Scan the entries below. List each line with "right".

* * *

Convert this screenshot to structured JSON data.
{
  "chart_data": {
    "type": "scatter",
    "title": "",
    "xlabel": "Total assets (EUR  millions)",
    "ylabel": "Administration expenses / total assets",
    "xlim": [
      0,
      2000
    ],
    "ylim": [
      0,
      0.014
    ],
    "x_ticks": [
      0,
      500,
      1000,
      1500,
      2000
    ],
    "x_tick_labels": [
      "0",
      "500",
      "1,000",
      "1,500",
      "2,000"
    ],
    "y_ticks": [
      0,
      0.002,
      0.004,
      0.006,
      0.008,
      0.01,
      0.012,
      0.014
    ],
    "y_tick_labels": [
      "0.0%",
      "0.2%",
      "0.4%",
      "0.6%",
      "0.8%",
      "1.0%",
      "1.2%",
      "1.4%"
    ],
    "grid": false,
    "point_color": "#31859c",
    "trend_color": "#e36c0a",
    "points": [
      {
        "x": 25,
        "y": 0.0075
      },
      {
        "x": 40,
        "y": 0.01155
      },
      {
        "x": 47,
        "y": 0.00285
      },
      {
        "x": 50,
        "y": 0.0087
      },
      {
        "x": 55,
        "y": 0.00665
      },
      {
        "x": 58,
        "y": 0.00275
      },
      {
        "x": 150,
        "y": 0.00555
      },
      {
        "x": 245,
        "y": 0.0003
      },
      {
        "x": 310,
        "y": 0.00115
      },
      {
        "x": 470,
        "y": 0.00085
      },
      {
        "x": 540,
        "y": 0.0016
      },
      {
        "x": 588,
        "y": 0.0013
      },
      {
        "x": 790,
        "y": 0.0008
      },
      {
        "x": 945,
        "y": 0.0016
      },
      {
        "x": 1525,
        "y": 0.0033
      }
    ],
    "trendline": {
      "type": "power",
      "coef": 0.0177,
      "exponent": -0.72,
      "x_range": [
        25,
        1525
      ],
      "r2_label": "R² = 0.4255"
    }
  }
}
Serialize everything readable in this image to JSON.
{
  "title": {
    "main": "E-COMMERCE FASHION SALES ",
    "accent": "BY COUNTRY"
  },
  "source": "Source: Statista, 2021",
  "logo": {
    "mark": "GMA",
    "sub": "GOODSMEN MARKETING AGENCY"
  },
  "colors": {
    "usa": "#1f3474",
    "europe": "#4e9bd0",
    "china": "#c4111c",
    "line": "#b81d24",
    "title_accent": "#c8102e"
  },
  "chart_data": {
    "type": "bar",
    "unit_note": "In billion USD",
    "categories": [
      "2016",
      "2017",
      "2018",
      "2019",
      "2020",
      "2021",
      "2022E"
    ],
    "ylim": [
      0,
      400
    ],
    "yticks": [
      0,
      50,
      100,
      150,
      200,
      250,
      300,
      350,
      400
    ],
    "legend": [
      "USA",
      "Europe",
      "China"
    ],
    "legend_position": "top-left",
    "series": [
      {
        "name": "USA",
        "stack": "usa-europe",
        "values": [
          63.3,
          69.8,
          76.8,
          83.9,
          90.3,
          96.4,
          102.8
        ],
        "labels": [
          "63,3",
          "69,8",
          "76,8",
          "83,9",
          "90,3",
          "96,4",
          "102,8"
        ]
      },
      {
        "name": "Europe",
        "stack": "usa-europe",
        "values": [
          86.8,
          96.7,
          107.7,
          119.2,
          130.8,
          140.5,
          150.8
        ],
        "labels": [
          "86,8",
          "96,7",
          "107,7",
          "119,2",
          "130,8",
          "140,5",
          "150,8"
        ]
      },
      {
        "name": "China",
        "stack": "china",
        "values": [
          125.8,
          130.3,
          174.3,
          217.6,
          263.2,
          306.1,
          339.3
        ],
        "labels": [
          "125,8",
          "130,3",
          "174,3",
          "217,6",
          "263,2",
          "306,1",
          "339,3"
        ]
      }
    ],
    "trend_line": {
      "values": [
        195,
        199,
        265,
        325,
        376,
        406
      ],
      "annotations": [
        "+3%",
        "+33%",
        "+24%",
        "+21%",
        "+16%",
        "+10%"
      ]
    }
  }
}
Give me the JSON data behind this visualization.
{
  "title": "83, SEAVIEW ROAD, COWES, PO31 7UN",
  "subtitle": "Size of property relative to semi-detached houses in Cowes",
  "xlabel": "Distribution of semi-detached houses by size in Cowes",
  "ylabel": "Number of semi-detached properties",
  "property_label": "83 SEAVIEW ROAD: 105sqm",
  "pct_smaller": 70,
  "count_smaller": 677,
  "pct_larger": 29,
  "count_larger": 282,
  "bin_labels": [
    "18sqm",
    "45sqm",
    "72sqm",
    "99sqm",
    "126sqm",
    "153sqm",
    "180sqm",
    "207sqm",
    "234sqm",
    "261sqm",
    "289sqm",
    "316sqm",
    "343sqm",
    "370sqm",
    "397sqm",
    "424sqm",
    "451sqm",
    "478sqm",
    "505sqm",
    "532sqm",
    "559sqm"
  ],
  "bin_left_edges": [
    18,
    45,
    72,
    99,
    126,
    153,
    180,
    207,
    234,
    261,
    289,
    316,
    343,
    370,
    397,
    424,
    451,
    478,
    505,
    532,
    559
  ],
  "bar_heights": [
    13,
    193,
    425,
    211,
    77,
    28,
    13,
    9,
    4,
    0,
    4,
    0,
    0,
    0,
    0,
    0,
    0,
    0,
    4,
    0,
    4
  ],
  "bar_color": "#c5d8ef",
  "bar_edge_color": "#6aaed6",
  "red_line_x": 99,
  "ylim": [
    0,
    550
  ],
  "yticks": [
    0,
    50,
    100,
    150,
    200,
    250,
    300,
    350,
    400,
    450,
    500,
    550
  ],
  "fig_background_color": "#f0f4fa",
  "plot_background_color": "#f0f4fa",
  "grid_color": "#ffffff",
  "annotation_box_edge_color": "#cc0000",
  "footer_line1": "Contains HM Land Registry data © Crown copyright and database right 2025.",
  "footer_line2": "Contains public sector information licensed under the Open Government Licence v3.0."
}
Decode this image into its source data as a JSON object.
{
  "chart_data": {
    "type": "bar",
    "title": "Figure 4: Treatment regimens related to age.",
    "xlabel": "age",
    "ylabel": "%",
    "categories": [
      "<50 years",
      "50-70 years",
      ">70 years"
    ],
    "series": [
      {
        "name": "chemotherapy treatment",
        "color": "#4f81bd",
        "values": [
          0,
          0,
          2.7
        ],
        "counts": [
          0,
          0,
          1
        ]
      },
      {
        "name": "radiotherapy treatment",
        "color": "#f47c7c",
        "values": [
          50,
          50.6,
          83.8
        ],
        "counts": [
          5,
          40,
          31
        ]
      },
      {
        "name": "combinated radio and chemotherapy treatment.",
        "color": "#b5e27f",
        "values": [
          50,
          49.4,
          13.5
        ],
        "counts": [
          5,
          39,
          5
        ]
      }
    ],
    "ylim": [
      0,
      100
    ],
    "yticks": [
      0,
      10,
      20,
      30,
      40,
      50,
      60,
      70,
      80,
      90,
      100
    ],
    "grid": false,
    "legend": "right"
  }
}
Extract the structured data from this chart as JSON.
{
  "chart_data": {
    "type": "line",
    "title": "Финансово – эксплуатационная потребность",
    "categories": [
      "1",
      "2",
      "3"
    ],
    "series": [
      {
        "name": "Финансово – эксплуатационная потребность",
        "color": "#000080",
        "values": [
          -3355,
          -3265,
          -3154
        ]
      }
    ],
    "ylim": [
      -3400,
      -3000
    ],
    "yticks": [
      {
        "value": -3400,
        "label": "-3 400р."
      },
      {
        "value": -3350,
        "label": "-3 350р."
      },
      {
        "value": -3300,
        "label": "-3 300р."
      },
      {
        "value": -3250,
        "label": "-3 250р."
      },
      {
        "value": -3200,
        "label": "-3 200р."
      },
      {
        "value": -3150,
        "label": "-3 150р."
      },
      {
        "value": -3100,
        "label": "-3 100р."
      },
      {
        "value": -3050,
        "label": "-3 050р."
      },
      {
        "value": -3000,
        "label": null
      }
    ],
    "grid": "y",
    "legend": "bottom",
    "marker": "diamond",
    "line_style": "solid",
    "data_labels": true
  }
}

* * *

## Written solution:
  "footer_line1": "Contains HM Land Registry data © Crown copyright and database right 2025.",
    "legend": "right"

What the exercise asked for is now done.